→ **REQUEST**
Only lines with the string "العزيز" matter here; gather them from the material below.

# # # # # # #

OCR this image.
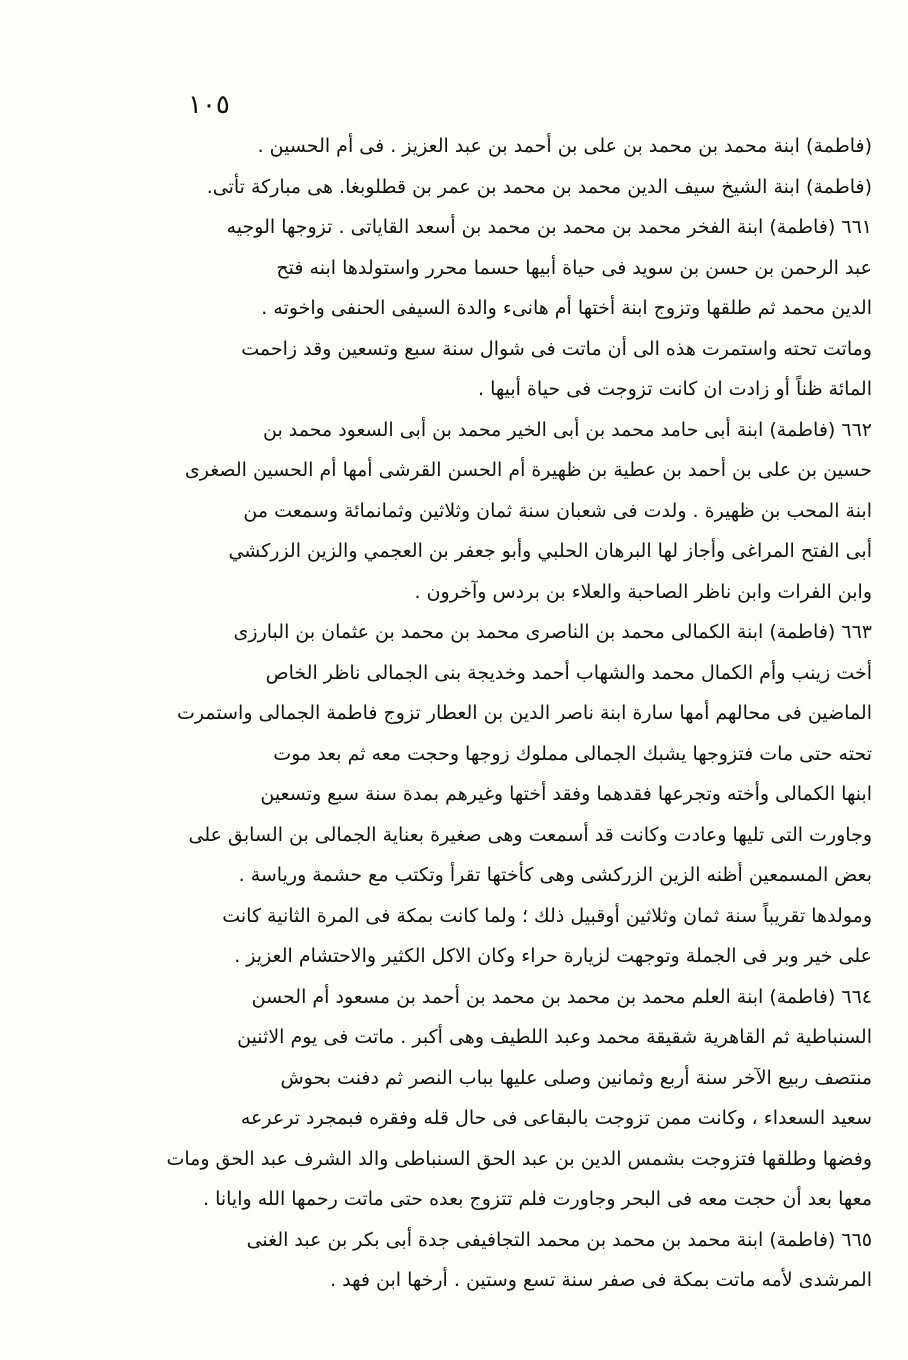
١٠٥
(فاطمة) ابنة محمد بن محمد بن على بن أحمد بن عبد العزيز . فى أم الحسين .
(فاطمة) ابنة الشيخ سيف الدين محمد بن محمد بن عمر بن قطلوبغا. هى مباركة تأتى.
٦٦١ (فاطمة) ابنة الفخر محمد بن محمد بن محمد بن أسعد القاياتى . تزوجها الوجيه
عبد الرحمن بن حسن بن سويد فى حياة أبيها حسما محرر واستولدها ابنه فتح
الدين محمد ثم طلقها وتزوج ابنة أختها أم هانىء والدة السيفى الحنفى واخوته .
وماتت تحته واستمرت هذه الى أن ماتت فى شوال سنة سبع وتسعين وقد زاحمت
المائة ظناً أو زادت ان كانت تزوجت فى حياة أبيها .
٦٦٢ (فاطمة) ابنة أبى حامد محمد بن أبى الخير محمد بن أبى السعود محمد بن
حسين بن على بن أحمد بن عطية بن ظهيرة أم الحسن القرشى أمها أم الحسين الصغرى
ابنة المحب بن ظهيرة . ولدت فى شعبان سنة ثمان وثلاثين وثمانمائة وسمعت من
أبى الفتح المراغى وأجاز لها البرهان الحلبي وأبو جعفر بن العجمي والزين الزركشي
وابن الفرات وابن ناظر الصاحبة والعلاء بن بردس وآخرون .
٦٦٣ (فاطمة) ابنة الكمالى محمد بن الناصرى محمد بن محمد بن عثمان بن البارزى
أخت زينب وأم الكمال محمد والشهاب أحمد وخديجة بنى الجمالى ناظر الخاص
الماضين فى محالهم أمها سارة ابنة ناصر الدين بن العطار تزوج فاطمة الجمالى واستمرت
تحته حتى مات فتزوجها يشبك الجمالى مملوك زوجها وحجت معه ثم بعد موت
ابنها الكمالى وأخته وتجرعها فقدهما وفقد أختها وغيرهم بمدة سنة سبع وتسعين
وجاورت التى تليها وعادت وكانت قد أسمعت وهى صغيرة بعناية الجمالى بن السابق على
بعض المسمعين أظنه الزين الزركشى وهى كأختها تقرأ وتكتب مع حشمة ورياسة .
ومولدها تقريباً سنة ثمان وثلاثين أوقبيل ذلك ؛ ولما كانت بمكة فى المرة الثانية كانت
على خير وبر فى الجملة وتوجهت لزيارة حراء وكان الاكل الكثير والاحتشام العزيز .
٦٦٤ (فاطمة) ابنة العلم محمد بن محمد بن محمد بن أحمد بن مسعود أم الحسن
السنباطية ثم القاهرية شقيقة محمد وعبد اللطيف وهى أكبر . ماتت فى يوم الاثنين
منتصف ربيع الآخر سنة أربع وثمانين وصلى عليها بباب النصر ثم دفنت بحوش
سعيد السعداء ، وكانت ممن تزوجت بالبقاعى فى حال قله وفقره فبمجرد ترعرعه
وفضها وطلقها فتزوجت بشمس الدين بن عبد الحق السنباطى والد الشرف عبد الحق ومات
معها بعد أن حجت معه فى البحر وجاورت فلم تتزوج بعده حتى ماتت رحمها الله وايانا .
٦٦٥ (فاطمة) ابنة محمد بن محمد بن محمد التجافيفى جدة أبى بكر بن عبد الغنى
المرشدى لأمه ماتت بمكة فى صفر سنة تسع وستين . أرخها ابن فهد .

# # # # # # #

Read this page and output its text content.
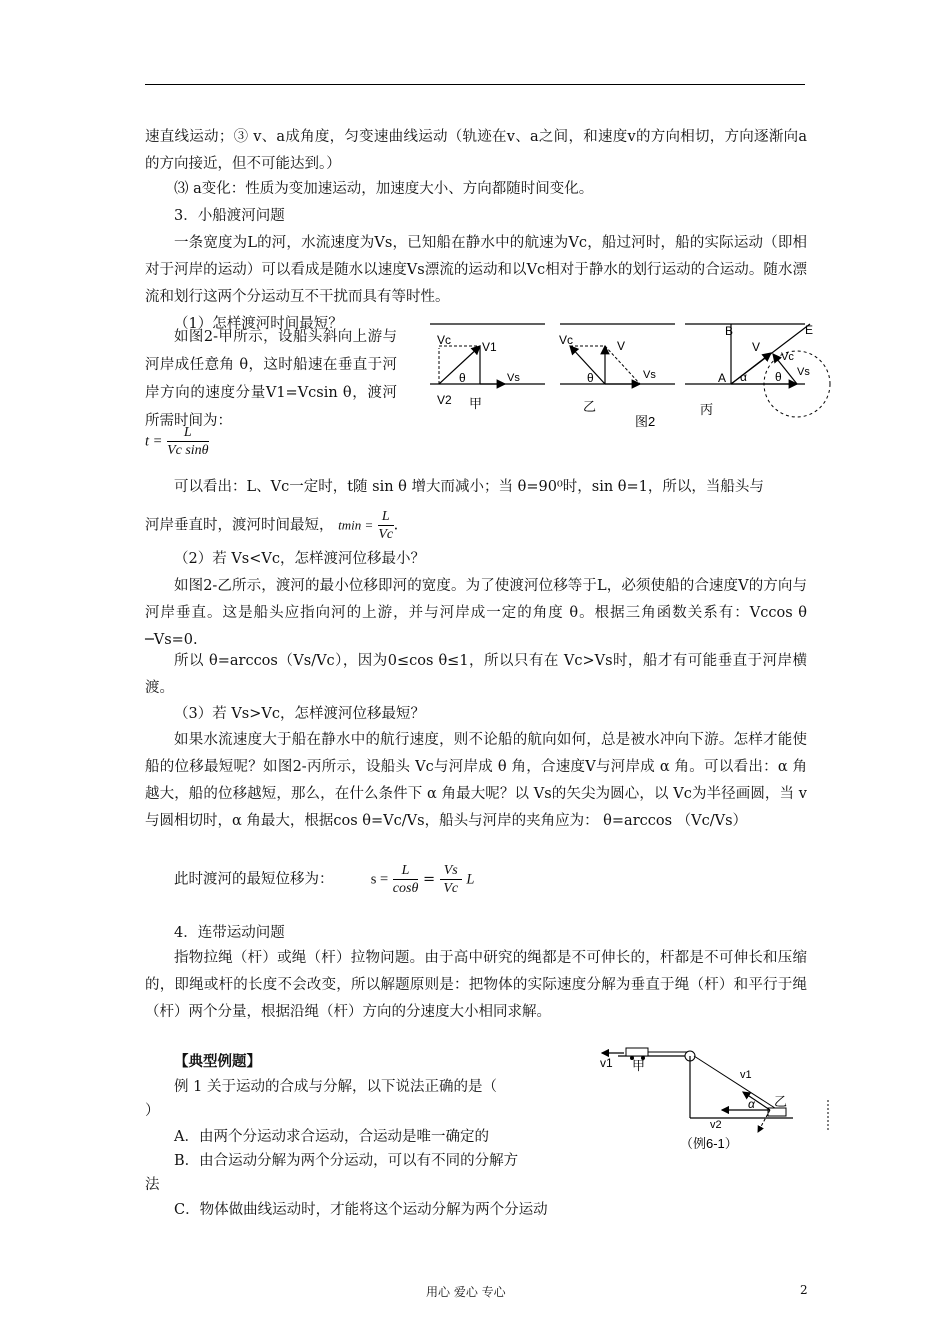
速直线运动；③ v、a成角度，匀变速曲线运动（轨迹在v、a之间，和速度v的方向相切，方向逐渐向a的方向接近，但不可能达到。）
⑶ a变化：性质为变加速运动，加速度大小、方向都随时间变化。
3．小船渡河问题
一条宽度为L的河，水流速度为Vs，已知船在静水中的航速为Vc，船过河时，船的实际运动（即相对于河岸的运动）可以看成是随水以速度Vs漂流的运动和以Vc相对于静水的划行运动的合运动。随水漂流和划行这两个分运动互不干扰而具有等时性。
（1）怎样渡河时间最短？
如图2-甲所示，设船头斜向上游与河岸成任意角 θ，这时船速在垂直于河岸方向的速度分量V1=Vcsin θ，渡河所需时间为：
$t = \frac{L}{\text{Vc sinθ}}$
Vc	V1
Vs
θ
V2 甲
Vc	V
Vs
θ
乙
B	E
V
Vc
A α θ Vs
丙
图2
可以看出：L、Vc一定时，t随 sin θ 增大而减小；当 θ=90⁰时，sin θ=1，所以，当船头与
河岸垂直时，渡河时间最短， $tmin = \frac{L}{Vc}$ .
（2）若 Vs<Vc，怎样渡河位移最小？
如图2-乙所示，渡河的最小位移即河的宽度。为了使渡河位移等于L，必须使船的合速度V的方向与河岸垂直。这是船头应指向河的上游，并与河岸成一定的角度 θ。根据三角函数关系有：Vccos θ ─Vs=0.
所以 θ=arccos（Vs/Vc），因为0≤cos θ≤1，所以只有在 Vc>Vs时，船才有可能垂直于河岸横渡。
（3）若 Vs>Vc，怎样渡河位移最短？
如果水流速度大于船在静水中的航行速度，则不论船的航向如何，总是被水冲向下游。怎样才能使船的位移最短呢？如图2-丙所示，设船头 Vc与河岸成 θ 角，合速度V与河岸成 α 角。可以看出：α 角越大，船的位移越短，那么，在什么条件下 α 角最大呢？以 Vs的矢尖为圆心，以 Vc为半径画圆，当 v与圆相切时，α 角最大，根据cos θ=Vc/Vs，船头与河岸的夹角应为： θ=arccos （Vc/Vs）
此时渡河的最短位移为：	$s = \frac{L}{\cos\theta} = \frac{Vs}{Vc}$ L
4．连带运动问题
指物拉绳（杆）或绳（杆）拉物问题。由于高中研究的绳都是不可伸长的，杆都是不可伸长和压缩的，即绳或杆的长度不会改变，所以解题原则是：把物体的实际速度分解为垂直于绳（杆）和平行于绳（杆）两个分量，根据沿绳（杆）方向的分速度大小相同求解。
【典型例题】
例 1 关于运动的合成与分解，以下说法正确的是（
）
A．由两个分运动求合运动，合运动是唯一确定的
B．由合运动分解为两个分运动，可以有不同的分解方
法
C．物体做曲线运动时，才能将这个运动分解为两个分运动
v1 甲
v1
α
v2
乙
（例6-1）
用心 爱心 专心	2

# # # # # # #

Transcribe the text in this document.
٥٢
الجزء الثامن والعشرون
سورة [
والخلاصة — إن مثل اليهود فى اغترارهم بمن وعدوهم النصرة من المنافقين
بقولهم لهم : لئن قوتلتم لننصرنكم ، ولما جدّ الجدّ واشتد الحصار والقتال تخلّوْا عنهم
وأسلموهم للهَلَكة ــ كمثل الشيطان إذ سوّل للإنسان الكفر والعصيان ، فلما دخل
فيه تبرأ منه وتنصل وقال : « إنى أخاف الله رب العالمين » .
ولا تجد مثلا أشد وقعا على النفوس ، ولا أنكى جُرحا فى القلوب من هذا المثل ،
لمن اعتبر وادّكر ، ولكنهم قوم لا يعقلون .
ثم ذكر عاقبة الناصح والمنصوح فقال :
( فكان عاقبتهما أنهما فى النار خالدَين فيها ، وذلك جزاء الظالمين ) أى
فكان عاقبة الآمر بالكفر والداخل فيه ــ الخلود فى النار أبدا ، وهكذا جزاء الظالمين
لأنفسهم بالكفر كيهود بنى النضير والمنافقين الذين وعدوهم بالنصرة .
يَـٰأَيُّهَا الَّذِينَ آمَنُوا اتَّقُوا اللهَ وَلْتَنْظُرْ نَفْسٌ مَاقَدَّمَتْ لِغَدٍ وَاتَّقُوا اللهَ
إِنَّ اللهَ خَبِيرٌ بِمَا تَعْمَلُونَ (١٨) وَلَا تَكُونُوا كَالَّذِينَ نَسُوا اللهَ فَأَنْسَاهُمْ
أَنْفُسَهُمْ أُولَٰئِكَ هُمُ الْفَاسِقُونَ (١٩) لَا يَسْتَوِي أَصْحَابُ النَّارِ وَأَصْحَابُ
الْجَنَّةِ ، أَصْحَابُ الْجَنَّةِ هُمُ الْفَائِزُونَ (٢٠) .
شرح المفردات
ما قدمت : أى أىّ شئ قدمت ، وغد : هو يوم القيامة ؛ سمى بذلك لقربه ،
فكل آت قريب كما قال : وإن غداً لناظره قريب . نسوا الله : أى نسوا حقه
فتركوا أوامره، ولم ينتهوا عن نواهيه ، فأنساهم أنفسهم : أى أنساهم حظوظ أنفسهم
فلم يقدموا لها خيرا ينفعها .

# # # # # # #

→ **ANSWER TO THIS TASK**
(فاطمة) ابنة محمد بن محمد بن على بن أحمد بن عبد العزيز . فى أم الحسين .
على خير وبر فى الجملة وتوجهت لزيارة حراء وكان الاكل الكثير والاحتشام العزيز .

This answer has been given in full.